#### Exercise requirements:
Copy all the entries below exactly, but not the pictures.

#### Supplied data:
::::

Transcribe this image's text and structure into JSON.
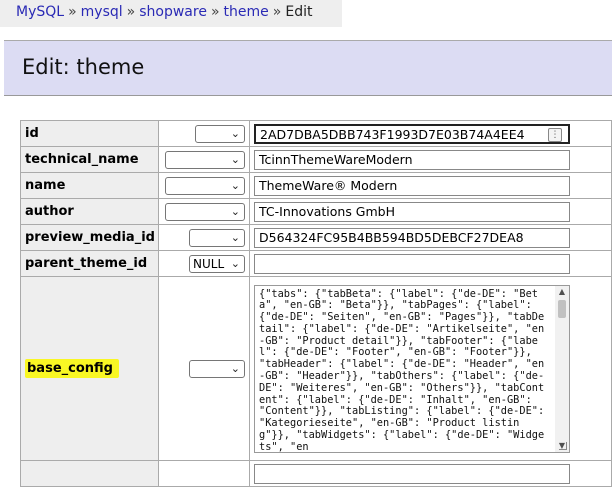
{
  "breadcrumb": {
    "items": [
      "MySQL",
      "mysql",
      "shopware",
      "theme"
    ],
    "separator": "»",
    "current": "Edit"
  },
  "page_title": "Edit: theme",
  "rows": [
    {
      "field": "id",
      "func": "",
      "value": "2AD7DBA5DBB743F1993D7E03B74A4EE4"
    },
    {
      "field": "technical_name",
      "func": "",
      "value": "TcinnThemeWareModern"
    },
    {
      "field": "name",
      "func": "",
      "value": "ThemeWare® Modern"
    },
    {
      "field": "author",
      "func": "",
      "value": "TC-Innovations GmbH"
    },
    {
      "field": "preview_media_id",
      "func": "",
      "value": "D564324FC95B4BB594BD5DEBCF27DEA8"
    },
    {
      "field": "parent_theme_id",
      "func": "NULL",
      "value": ""
    },
    {
      "field": "base_config",
      "func": "",
      "value": "{\"tabs\": {\"tabBeta\": {\"label\": {\"de-DE\": \"Beta\", \"en-GB\": \"Beta\"}}, \"tabPages\": {\"label\": {\"de-DE\": \"Seiten\", \"en-GB\": \"Pages\"}}, \"tabDetail\": {\"label\": {\"de-DE\": \"Artikelseite\", \"en-GB\": \"Product detail\"}}, \"tabFooter\": {\"label\": {\"de-DE\": \"Footer\", \"en-GB\": \"Footer\"}}, \"tabHeader\": {\"label\": {\"de-DE\": \"Header\", \"en-GB\": \"Header\"}}, \"tabOthers\": {\"label\": {\"de-DE\": \"Weiteres\", \"en-GB\": \"Others\"}}, \"tabContent\": {\"label\": {\"de-DE\": \"Inhalt\", \"en-GB\": \"Content\"}}, \"tabListing\": {\"label\": {\"de-DE\": \"Kategorieseite\", \"en-GB\": \"Product listing\"}}, \"tabWidgets\": {\"label\": {\"de-DE\": \"Widgets\", \"en"
    }
  ],
  "colors": {
    "highlight": "#f9f724",
    "link": "#2a2ab5",
    "title_bg": "#dcdcf3"
  }
}
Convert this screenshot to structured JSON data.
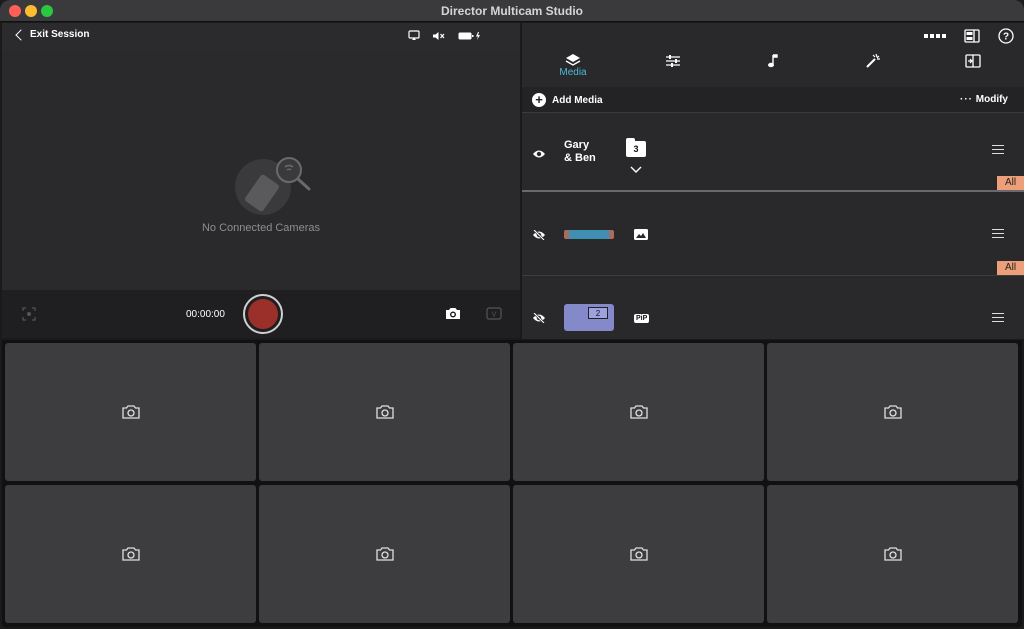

::::

#### Exercise solution:
Transcribe this image's text and structure into JSON.
{
  "breadcrumb": {
    "items": [
      "MySQL",
      "mysql",
      "shopware",
      "theme"
    ],
    "separator": "»",
    "current": "Edit"
  },
  "page_title": "Edit: theme",
  "rows": [
    {
      "field": "id",
      "func": "",
      "value": "2AD7DBA5DBB743F1993D7E03B74A4EE4"
    },
    {
      "field": "technical_name",
      "func": "",
      "value": "TcinnThemeWareModern"
    },
    {
      "field": "name",
      "func": "",
      "value": "ThemeWare® Modern"
    },
    {
      "field": "author",
      "func": "",
      "value": "TC-Innovations GmbH"
    },
    {
      "field": "preview_media_id",
      "func": "",
      "value": "D564324FC95B4BB594BD5DEBCF27DEA8"
    },
    {
      "field": "parent_theme_id",
      "func": "NULL",
      "value": ""
    },
    {
      "field": "base_config",
      "func": "",
      "value": "{\"tabs\": {\"tabBeta\": {\"label\": {\"de-DE\": \"Beta\", \"en-GB\": \"Beta\"}}, \"tabPages\": {\"label\": {\"de-DE\": \"Seiten\", \"en-GB\": \"Pages\"}}, \"tabDetail\": {\"label\": {\"de-DE\": \"Artikelseite\", \"en-GB\": \"Product detail\"}}, \"tabFooter\": {\"label\": {\"de-DE\": \"Footer\", \"en-GB\": \"Footer\"}}, \"tabHeader\": {\"label\": {\"de-DE\": \"Header\", \"en-GB\": \"Header\"}}, \"tabOthers\": {\"label\": {\"de-DE\": \"Weiteres\", \"en-GB\": \"Others\"}}, \"tabContent\": {\"label\": {\"de-DE\": \"Inhalt\", \"en-GB\": \"Content\"}}, \"tabListing\": {\"label\": {\"de-DE\": \"Kategorieseite\", \"en-GB\": \"Product listing\"}}, \"tabWidgets\": {\"label\": {\"de-DE\": \"Widgets\", \"en"
    }
  ],
  "colors": {
    "highlight": "#f9f724",
    "link": "#2a2ab5",
    "title_bg": "#dcdcf3"
  }
}
Convert this screenshot to structured JSON data.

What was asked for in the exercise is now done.